───── Recorded information ─────

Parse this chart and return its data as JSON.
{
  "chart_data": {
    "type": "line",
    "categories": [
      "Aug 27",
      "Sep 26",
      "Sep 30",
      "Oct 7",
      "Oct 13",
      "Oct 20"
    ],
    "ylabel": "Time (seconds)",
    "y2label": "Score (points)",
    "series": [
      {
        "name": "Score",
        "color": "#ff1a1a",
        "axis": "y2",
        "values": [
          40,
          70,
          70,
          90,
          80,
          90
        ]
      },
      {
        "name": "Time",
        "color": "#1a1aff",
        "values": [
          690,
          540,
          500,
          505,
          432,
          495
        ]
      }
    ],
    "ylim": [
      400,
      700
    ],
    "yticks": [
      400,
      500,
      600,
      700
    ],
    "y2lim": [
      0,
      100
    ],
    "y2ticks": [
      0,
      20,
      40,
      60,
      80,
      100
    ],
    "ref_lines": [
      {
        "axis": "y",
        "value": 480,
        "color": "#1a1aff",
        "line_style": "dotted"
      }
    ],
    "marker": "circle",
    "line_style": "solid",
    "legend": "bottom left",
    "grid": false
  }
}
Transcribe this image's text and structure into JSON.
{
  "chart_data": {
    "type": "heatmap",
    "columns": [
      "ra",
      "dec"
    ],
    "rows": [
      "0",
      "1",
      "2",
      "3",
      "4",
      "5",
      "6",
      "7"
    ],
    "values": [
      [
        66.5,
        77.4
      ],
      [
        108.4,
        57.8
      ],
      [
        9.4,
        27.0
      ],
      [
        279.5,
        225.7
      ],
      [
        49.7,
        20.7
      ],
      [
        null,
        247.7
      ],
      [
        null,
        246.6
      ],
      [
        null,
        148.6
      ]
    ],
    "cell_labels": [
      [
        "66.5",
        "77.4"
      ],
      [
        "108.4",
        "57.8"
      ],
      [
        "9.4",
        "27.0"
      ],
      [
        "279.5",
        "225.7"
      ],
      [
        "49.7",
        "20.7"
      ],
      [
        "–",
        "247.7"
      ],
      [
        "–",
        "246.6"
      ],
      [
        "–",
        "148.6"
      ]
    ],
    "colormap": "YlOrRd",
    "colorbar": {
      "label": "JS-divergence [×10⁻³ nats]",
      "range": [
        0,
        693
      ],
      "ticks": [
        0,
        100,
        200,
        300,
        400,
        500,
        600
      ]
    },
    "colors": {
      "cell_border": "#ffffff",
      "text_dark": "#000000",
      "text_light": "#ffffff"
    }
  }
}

─────

Directions for this task: Reproduce the complete data exactly as presented above.

Exercise response:
Parse this chart and return its data as JSON.
{
  "chart_data": {
    "type": "line",
    "categories": [
      "Aug 27",
      "Sep 26",
      "Sep 30",
      "Oct 7",
      "Oct 13",
      "Oct 20"
    ],
    "ylabel": "Time (seconds)",
    "y2label": "Score (points)",
    "series": [
      {
        "name": "Score",
        "color": "#ff1a1a",
        "axis": "y2",
        "values": [
          40,
          70,
          70,
          90,
          80,
          90
        ]
      },
      {
        "name": "Time",
        "color": "#1a1aff",
        "values": [
          690,
          540,
          500,
          505,
          432,
          495
        ]
      }
    ],
    "ylim": [
      400,
      700
    ],
    "yticks": [
      400,
      500,
      600,
      700
    ],
    "y2lim": [
      0,
      100
    ],
    "y2ticks": [
      0,
      20,
      40,
      60,
      80,
      100
    ],
    "ref_lines": [
      {
        "axis": "y",
        "value": 480,
        "color": "#1a1aff",
        "line_style": "dotted"
      }
    ],
    "marker": "circle",
    "line_style": "solid",
    "legend": "bottom left",
    "grid": false
  }
}
Transcribe this image's text and structure into JSON.
{
  "chart_data": {
    "type": "heatmap",
    "columns": [
      "ra",
      "dec"
    ],
    "rows": [
      "0",
      "1",
      "2",
      "3",
      "4",
      "5",
      "6",
      "7"
    ],
    "values": [
      [
        66.5,
        77.4
      ],
      [
        108.4,
        57.8
      ],
      [
        9.4,
        27.0
      ],
      [
        279.5,
        225.7
      ],
      [
        49.7,
        20.7
      ],
      [
        null,
        247.7
      ],
      [
        null,
        246.6
      ],
      [
        null,
        148.6
      ]
    ],
    "cell_labels": [
      [
        "66.5",
        "77.4"
      ],
      [
        "108.4",
        "57.8"
      ],
      [
        "9.4",
        "27.0"
      ],
      [
        "279.5",
        "225.7"
      ],
      [
        "49.7",
        "20.7"
      ],
      [
        "–",
        "247.7"
      ],
      [
        "–",
        "246.6"
      ],
      [
        "–",
        "148.6"
      ]
    ],
    "colormap": "YlOrRd",
    "colorbar": {
      "label": "JS-divergence [×10⁻³ nats]",
      "range": [
        0,
        693
      ],
      "ticks": [
        0,
        100,
        200,
        300,
        400,
        500,
        600
      ]
    },
    "colors": {
      "cell_border": "#ffffff",
      "text_dark": "#000000",
      "text_light": "#ffffff"
    }
  }
}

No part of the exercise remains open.